- WHAT YOU WILL DO
Return the count of lines that mention "this", with no other words.

(Extracted data entries)

— Begin —

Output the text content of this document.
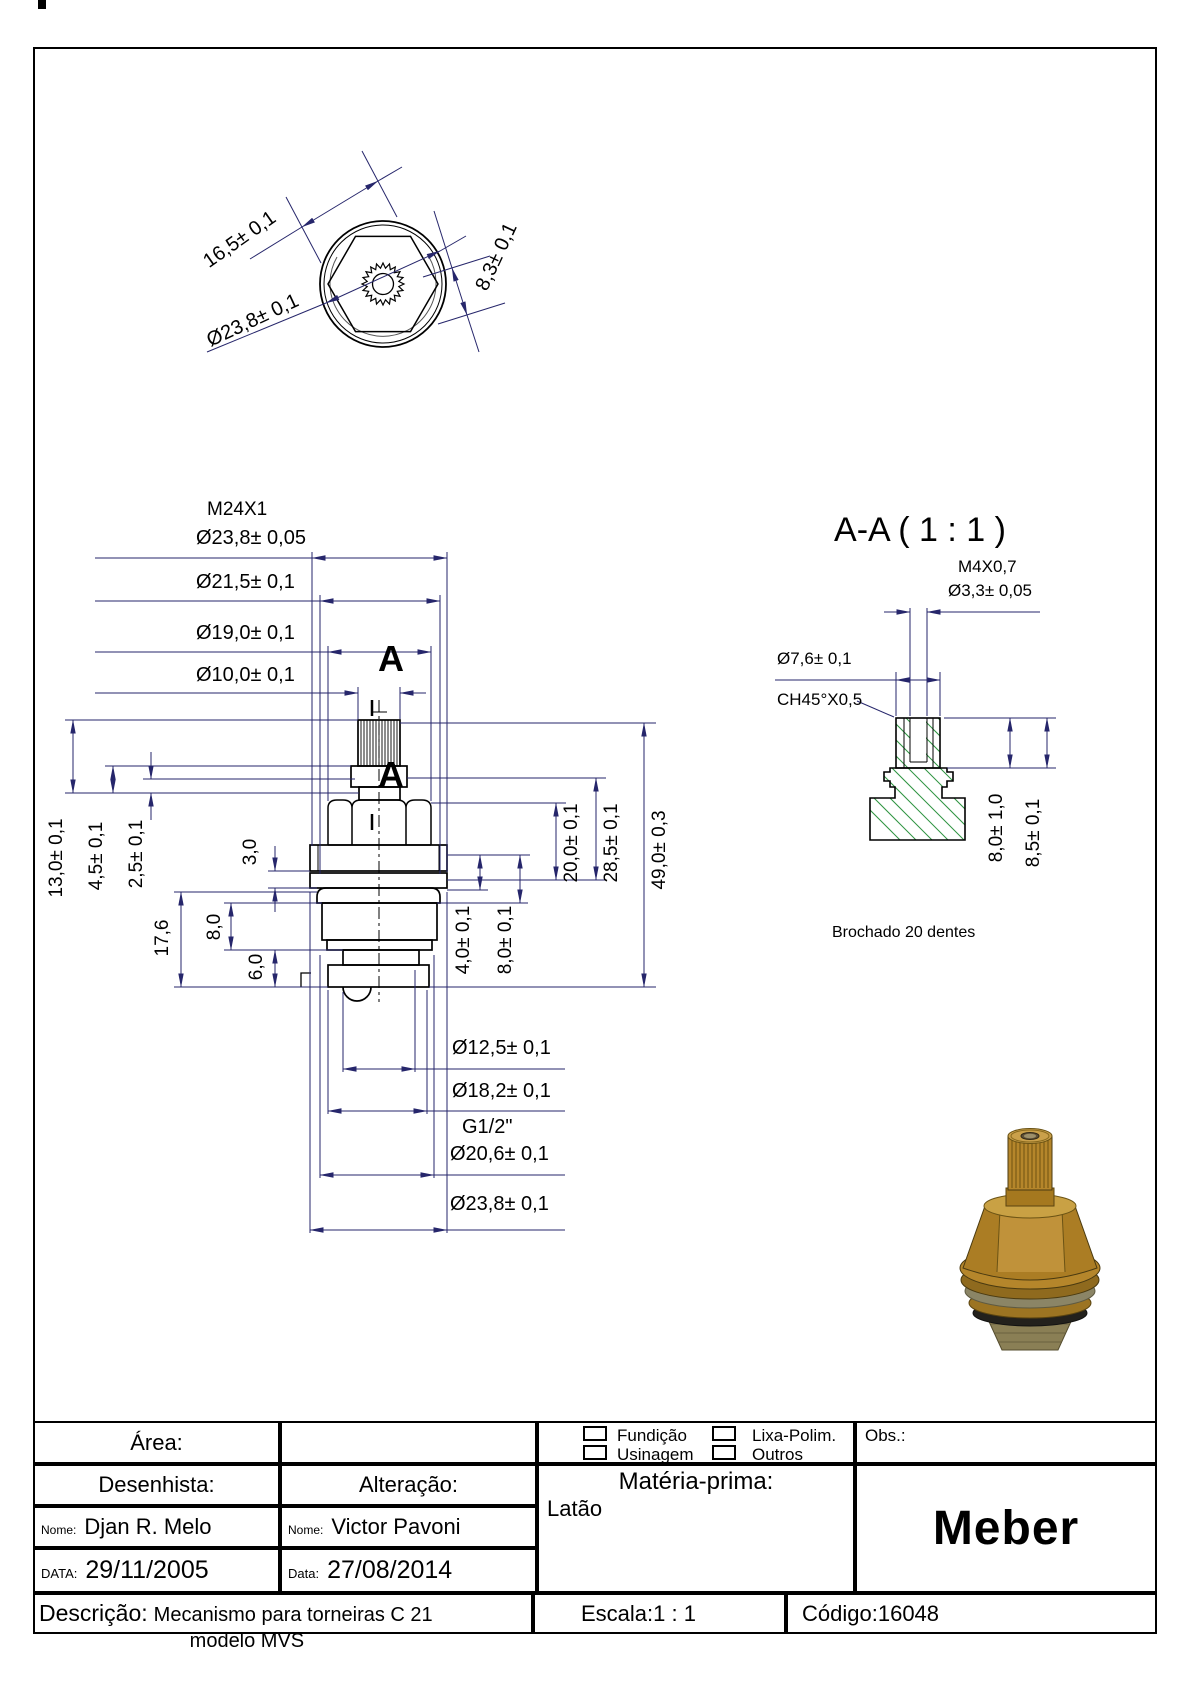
16,5± 0,1
Ø23,8± 0,1
8,3± 0,1
M24X1
Ø23,8± 0,05
Ø21,5± 0,1
Ø19,0± 0,1
Ø10,0± 0,1 A
A
13,0± 0,1 4,5± 0,1 2,5± 0,1	3,0
17,6 8,0
6,0
20,0± 0,1 28,5± 0,1 49,0± 0,3
4,0± 0,1 8,0± 0,1
Ø12,5± 0,1
Ø18,2± 0,1
G1/2"
Ø20,6± 0,1
Ø23,8± 0,1
A-A ( 1 : 1 )
M4X0,7
Ø3,3± 0,05
Ø7,6± 0,1
CH45°X0,5
8,0± 1,0 8,5± 0,1
Brochado 20 dentes
Área:	Fundição	Lixa-Polim.
Usinagem	Outros
Obs.:
Desenhista:	Alteração:	Matéria-prima:
Latão	Meber
Nome: Djan R. Melo	Nome: Victor Pavoni
DATA: 29/11/2005	Data: 27/08/2014
Descrição: Mecanismo para torneiras C 21
modelo MVS
Escala:1 : 1	Código:16048
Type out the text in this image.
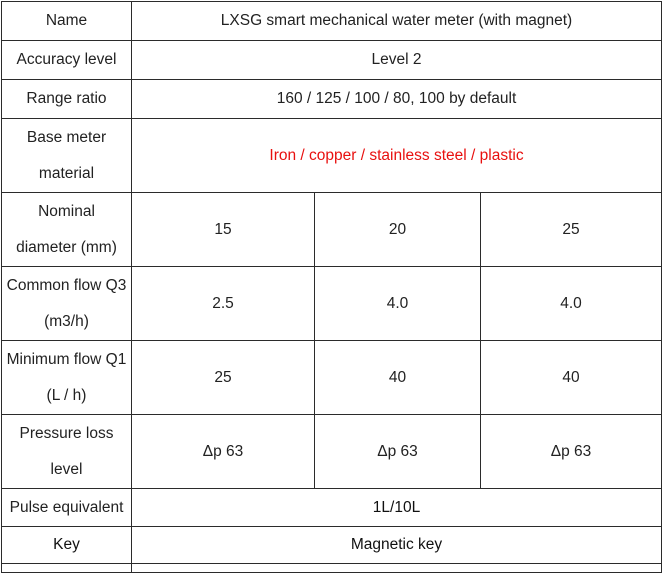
Name	LXSG smart mechanical water meter (with magnet)		
Accuracy level	Level 2		
Range ratio	160 / 125 / 100 / 80, 100 by default		

Base meter
material	Iron / copper / stainless steel / plastic		

Nominal
diameter (mm)	15	20	25

Common flow Q3
(m3/h)	2.5	4.0	4.0

Minimum flow Q1
(L / h)	25	40	40

Pressure loss
level	Δp 63	Δp 63	Δp 63
Pulse equivalent	1L/10L		
Key	Magnetic key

— End —

- RESULT OF THE TASK
2